# AIM:
State how many lines of the entries below hold the word "owners"; reply with nothing but the number.

# EXTRACTED INFORMATION:
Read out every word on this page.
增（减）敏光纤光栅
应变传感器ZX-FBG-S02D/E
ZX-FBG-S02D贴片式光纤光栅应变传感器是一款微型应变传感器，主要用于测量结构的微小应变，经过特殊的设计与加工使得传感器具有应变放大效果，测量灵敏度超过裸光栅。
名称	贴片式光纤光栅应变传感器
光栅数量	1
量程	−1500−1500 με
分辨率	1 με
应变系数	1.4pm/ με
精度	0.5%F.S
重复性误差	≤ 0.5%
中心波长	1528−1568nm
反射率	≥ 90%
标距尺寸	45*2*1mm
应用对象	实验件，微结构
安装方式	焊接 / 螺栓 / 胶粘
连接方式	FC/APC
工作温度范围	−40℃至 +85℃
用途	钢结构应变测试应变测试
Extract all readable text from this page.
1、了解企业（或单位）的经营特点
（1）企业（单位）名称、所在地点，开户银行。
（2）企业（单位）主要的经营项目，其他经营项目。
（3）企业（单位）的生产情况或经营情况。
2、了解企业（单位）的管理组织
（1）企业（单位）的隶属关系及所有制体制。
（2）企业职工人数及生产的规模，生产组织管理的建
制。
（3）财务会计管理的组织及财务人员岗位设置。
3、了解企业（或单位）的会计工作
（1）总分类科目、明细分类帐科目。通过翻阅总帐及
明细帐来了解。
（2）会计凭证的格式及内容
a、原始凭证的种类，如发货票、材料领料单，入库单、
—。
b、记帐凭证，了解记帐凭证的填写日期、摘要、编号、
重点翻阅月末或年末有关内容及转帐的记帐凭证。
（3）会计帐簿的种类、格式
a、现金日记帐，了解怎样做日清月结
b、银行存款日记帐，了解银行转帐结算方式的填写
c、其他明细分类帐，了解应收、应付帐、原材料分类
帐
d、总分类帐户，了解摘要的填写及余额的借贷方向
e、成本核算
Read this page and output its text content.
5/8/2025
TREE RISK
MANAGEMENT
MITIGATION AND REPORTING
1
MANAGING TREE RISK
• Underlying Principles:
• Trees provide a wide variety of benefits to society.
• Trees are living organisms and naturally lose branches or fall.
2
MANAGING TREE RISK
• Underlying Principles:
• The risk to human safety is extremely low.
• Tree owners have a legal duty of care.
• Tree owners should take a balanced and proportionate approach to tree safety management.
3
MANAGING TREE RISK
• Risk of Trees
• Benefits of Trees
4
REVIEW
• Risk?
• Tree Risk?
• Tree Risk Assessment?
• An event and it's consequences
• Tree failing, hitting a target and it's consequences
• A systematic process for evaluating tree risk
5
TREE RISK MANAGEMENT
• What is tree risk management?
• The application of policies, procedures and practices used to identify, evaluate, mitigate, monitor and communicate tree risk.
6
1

# RESPONSE TO THIS EXERCISE:
2